**STATED EXERCISE:** Return the listing below unchanged, minus its pictures.

**PROVIDED INFORMATION:**
_____

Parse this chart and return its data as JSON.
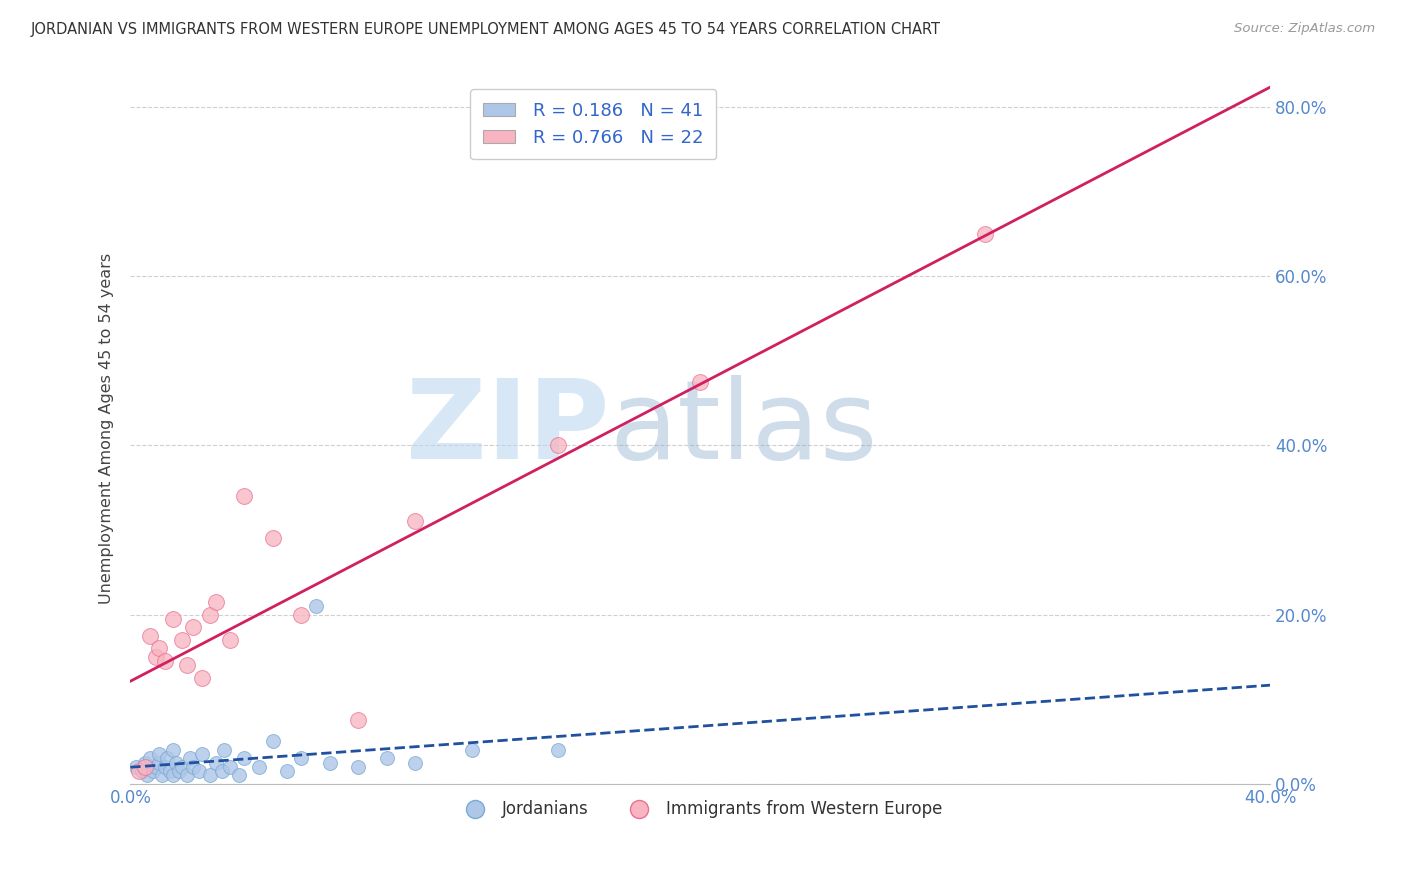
{
  "title": "JORDANIAN VS IMMIGRANTS FROM WESTERN EUROPE UNEMPLOYMENT AMONG AGES 45 TO 54 YEARS CORRELATION CHART",
  "source": "Source: ZipAtlas.com",
  "ylabel": "Unemployment Among Ages 45 to 54 years",
  "xlim": [
    0.0,
    0.4
  ],
  "ylim": [
    0.0,
    0.84
  ],
  "yticks": [
    0.0,
    0.2,
    0.4,
    0.6,
    0.8
  ],
  "ytick_labels_right": [
    "0.0%",
    "20.0%",
    "40.0%",
    "60.0%",
    "80.0%"
  ],
  "blue_color": "#aec6e8",
  "blue_edge": "#7aaad4",
  "pink_color": "#f8b4c0",
  "pink_edge": "#e87090",
  "blue_line_color": "#2050a0",
  "pink_line_color": "#d02060",
  "R_blue": 0.186,
  "N_blue": 41,
  "R_pink": 0.766,
  "N_pink": 22,
  "watermark_zip": "ZIP",
  "watermark_atlas": "atlas",
  "background_color": "#ffffff",
  "grid_color": "#d0d0d0",
  "blue_scatter_x": [
    0.002,
    0.004,
    0.005,
    0.006,
    0.007,
    0.008,
    0.009,
    0.01,
    0.01,
    0.011,
    0.012,
    0.013,
    0.014,
    0.015,
    0.015,
    0.016,
    0.017,
    0.018,
    0.02,
    0.021,
    0.022,
    0.024,
    0.025,
    0.028,
    0.03,
    0.032,
    0.033,
    0.035,
    0.038,
    0.04,
    0.045,
    0.05,
    0.055,
    0.06,
    0.065,
    0.07,
    0.08,
    0.09,
    0.1,
    0.12,
    0.15
  ],
  "blue_scatter_y": [
    0.02,
    0.015,
    0.025,
    0.01,
    0.03,
    0.015,
    0.02,
    0.025,
    0.035,
    0.01,
    0.02,
    0.03,
    0.015,
    0.01,
    0.04,
    0.025,
    0.015,
    0.02,
    0.01,
    0.03,
    0.02,
    0.015,
    0.035,
    0.01,
    0.025,
    0.015,
    0.04,
    0.02,
    0.01,
    0.03,
    0.02,
    0.05,
    0.015,
    0.03,
    0.21,
    0.025,
    0.02,
    0.03,
    0.025,
    0.04,
    0.04
  ],
  "pink_scatter_x": [
    0.003,
    0.005,
    0.007,
    0.009,
    0.01,
    0.012,
    0.015,
    0.018,
    0.02,
    0.022,
    0.025,
    0.028,
    0.03,
    0.035,
    0.04,
    0.05,
    0.06,
    0.08,
    0.1,
    0.15,
    0.2,
    0.3
  ],
  "pink_scatter_y": [
    0.015,
    0.02,
    0.175,
    0.15,
    0.16,
    0.145,
    0.195,
    0.17,
    0.14,
    0.185,
    0.125,
    0.2,
    0.215,
    0.17,
    0.34,
    0.29,
    0.2,
    0.075,
    0.31,
    0.4,
    0.475,
    0.65
  ],
  "legend_label_blue": "Jordanians",
  "legend_label_pink": "Immigrants from Western Europe"
}
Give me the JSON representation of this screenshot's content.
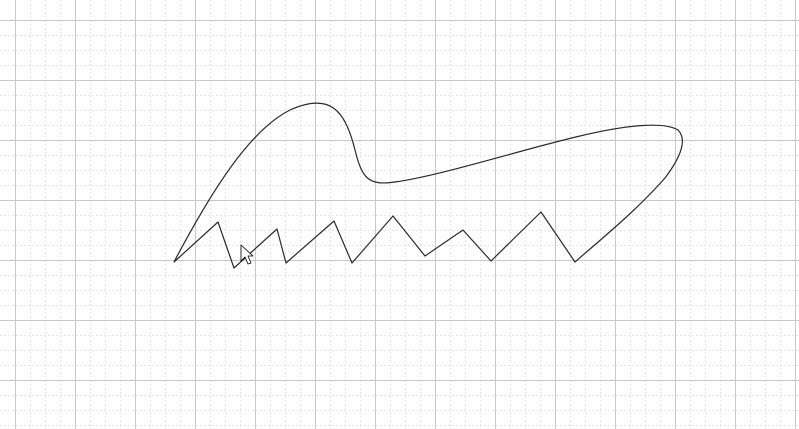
{
  "canvas": {
    "background": "#ffffff",
    "grid": {
      "visible": true,
      "minor_color": "#dedede",
      "major_color": "#c8c8c8",
      "minor_style": "dashed",
      "major_style": "solid"
    }
  },
  "drawing": {
    "shape_name": "freehand-sketch",
    "stroke_color": "#2a2a2a",
    "fill": "none"
  },
  "cursor": {
    "icon": "arrow-cursor-icon",
    "fill": "#ffffff",
    "stroke": "#000000"
  }
}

_____

**EXPECTED ANSWER:**
Parse this chart and return its data as JSON.
{
  "title": "JORDANIAN VS IMMIGRANTS FROM WESTERN EUROPE UNEMPLOYMENT AMONG AGES 45 TO 54 YEARS CORRELATION CHART",
  "source": "Source: ZipAtlas.com",
  "ylabel": "Unemployment Among Ages 45 to 54 years",
  "xlim": [
    0.0,
    0.4
  ],
  "ylim": [
    0.0,
    0.84
  ],
  "yticks": [
    0.0,
    0.2,
    0.4,
    0.6,
    0.8
  ],
  "ytick_labels_right": [
    "0.0%",
    "20.0%",
    "40.0%",
    "60.0%",
    "80.0%"
  ],
  "blue_color": "#aec6e8",
  "blue_edge": "#7aaad4",
  "pink_color": "#f8b4c0",
  "pink_edge": "#e87090",
  "blue_line_color": "#2050a0",
  "pink_line_color": "#d02060",
  "R_blue": 0.186,
  "N_blue": 41,
  "R_pink": 0.766,
  "N_pink": 22,
  "watermark_zip": "ZIP",
  "watermark_atlas": "atlas",
  "background_color": "#ffffff",
  "grid_color": "#d0d0d0",
  "blue_scatter_x": [
    0.002,
    0.004,
    0.005,
    0.006,
    0.007,
    0.008,
    0.009,
    0.01,
    0.01,
    0.011,
    0.012,
    0.013,
    0.014,
    0.015,
    0.015,
    0.016,
    0.017,
    0.018,
    0.02,
    0.021,
    0.022,
    0.024,
    0.025,
    0.028,
    0.03,
    0.032,
    0.033,
    0.035,
    0.038,
    0.04,
    0.045,
    0.05,
    0.055,
    0.06,
    0.065,
    0.07,
    0.08,
    0.09,
    0.1,
    0.12,
    0.15
  ],
  "blue_scatter_y": [
    0.02,
    0.015,
    0.025,
    0.01,
    0.03,
    0.015,
    0.02,
    0.025,
    0.035,
    0.01,
    0.02,
    0.03,
    0.015,
    0.01,
    0.04,
    0.025,
    0.015,
    0.02,
    0.01,
    0.03,
    0.02,
    0.015,
    0.035,
    0.01,
    0.025,
    0.015,
    0.04,
    0.02,
    0.01,
    0.03,
    0.02,
    0.05,
    0.015,
    0.03,
    0.21,
    0.025,
    0.02,
    0.03,
    0.025,
    0.04,
    0.04
  ],
  "pink_scatter_x": [
    0.003,
    0.005,
    0.007,
    0.009,
    0.01,
    0.012,
    0.015,
    0.018,
    0.02,
    0.022,
    0.025,
    0.028,
    0.03,
    0.035,
    0.04,
    0.05,
    0.06,
    0.08,
    0.1,
    0.15,
    0.2,
    0.3
  ],
  "pink_scatter_y": [
    0.015,
    0.02,
    0.175,
    0.15,
    0.16,
    0.145,
    0.195,
    0.17,
    0.14,
    0.185,
    0.125,
    0.2,
    0.215,
    0.17,
    0.34,
    0.29,
    0.2,
    0.075,
    0.31,
    0.4,
    0.475,
    0.65
  ],
  "legend_label_blue": "Jordanians",
  "legend_label_pink": "Immigrants from Western Europe"
}
Give me the JSON representation of this screenshot's content.
{
  "canvas": {
    "background": "#ffffff",
    "grid": {
      "visible": true,
      "minor_color": "#dedede",
      "major_color": "#c8c8c8",
      "minor_style": "dashed",
      "major_style": "solid"
    }
  },
  "drawing": {
    "shape_name": "freehand-sketch",
    "stroke_color": "#2a2a2a",
    "fill": "none"
  },
  "cursor": {
    "icon": "arrow-cursor-icon",
    "fill": "#ffffff",
    "stroke": "#000000"
  }
}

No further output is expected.